__Your objective__. Tally all lines containing the word "color". Give the number alone.
.....
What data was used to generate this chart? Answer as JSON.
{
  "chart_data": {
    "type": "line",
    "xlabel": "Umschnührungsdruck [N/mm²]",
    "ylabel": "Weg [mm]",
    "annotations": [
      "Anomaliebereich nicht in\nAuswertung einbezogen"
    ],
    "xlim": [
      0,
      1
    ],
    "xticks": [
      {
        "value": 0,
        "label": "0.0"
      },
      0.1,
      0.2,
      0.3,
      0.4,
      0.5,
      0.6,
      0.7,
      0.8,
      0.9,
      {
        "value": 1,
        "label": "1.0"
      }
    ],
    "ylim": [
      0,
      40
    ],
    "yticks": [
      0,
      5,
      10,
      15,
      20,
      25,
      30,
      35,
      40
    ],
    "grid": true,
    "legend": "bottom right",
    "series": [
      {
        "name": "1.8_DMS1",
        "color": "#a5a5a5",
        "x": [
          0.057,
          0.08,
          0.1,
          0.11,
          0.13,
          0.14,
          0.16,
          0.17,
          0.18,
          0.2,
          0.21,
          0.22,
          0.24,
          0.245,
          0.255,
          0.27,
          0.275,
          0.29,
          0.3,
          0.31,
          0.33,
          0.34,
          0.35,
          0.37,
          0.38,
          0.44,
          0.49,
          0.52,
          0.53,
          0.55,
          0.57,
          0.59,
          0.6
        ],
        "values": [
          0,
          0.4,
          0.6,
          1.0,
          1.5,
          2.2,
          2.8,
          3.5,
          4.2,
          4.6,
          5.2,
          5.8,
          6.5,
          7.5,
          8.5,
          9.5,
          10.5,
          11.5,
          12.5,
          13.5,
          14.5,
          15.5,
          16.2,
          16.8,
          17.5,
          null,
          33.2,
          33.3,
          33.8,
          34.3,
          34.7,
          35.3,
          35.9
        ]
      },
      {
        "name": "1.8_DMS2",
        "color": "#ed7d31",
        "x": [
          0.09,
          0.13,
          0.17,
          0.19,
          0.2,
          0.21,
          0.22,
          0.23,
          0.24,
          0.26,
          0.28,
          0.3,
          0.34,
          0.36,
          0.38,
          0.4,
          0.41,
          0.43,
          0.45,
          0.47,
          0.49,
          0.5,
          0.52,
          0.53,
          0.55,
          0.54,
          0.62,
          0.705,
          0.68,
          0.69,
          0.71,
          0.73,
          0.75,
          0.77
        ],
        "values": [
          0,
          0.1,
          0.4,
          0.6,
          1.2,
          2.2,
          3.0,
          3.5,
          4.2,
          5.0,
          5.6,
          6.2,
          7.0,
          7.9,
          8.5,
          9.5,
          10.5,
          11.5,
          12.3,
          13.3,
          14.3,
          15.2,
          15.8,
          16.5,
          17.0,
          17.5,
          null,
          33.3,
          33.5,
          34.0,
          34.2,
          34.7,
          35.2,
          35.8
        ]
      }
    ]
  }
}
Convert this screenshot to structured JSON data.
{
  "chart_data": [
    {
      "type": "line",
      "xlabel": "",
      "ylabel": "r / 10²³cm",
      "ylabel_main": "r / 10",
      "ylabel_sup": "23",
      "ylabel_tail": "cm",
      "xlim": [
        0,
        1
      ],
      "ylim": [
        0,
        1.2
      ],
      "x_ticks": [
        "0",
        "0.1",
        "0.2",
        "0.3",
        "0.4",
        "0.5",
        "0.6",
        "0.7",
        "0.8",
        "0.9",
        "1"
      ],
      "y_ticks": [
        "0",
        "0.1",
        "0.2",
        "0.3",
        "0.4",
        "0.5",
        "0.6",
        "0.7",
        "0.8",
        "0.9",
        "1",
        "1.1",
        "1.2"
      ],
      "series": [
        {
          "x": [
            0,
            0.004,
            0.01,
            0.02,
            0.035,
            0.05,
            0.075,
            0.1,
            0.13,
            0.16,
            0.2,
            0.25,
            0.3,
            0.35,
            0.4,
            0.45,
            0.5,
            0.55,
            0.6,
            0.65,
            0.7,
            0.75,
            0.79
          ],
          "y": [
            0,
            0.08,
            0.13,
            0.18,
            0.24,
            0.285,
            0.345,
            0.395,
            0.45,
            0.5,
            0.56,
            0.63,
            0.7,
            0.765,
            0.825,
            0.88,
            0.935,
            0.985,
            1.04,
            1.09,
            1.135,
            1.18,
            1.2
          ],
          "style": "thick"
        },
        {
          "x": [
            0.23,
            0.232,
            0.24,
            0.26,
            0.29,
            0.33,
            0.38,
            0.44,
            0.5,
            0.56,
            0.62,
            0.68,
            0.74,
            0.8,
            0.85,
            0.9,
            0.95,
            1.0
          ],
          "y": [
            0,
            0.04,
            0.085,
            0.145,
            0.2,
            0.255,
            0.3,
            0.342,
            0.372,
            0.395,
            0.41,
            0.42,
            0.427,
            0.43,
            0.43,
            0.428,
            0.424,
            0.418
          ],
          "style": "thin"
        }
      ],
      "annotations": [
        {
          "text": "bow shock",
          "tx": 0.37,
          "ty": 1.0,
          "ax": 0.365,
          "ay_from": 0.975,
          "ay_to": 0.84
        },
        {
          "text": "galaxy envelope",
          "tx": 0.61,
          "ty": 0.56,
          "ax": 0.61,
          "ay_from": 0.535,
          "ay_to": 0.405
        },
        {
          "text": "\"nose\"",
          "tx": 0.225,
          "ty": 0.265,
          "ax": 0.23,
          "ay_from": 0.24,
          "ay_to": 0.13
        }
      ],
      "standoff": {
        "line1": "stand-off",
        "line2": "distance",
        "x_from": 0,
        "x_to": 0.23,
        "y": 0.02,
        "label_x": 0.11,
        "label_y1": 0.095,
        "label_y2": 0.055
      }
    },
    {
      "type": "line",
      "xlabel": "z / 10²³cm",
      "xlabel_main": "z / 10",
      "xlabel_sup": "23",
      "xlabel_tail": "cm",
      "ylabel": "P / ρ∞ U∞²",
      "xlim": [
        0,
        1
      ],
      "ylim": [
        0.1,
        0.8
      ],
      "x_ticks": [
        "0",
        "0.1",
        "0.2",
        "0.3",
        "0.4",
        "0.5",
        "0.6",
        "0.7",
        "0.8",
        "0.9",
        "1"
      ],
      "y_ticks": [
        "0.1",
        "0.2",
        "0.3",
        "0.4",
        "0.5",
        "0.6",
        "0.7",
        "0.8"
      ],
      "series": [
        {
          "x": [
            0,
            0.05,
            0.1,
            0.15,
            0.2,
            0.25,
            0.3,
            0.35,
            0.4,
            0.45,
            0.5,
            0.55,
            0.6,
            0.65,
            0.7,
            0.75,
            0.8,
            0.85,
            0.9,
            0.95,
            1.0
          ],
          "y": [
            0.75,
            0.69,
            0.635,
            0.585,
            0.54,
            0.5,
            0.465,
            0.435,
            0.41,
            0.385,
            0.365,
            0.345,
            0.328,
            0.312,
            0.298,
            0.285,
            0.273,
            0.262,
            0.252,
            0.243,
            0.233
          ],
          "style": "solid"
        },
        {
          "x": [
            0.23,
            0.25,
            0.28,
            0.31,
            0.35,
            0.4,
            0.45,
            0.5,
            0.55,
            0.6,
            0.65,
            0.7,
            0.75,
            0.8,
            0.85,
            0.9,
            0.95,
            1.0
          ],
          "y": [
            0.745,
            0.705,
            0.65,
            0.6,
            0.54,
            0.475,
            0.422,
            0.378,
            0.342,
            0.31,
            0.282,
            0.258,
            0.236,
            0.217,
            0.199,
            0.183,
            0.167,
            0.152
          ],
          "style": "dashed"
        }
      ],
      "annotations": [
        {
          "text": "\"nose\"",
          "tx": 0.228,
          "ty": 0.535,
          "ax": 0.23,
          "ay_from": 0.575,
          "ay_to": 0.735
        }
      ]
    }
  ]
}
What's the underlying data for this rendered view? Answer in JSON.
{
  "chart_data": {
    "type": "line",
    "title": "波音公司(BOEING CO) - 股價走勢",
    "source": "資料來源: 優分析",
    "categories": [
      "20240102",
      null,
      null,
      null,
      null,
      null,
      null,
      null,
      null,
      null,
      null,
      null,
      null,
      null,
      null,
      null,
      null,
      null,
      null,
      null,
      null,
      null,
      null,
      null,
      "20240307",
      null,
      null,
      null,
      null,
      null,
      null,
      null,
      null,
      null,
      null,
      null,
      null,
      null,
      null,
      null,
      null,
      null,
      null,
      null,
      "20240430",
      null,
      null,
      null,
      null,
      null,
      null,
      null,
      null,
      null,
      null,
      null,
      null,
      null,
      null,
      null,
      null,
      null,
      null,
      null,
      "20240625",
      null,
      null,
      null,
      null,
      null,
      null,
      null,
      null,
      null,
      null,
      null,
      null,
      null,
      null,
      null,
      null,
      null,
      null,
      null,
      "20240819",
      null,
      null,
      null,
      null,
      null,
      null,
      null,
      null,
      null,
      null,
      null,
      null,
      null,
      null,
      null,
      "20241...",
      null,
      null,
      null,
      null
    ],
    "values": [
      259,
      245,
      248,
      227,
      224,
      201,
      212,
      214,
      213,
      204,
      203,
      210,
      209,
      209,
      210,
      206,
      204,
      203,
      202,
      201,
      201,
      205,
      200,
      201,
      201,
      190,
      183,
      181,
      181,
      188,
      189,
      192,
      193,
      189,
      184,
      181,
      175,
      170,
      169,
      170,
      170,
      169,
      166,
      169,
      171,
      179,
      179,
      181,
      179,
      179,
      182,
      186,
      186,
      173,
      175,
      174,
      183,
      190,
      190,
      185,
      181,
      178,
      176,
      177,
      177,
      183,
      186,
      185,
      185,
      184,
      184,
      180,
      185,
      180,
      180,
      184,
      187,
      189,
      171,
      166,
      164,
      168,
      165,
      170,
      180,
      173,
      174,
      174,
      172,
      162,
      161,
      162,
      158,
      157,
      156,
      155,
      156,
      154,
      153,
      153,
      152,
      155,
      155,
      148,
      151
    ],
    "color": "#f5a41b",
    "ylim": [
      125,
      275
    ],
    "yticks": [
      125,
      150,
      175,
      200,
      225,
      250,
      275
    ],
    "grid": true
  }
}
.....
__Complete output__. 3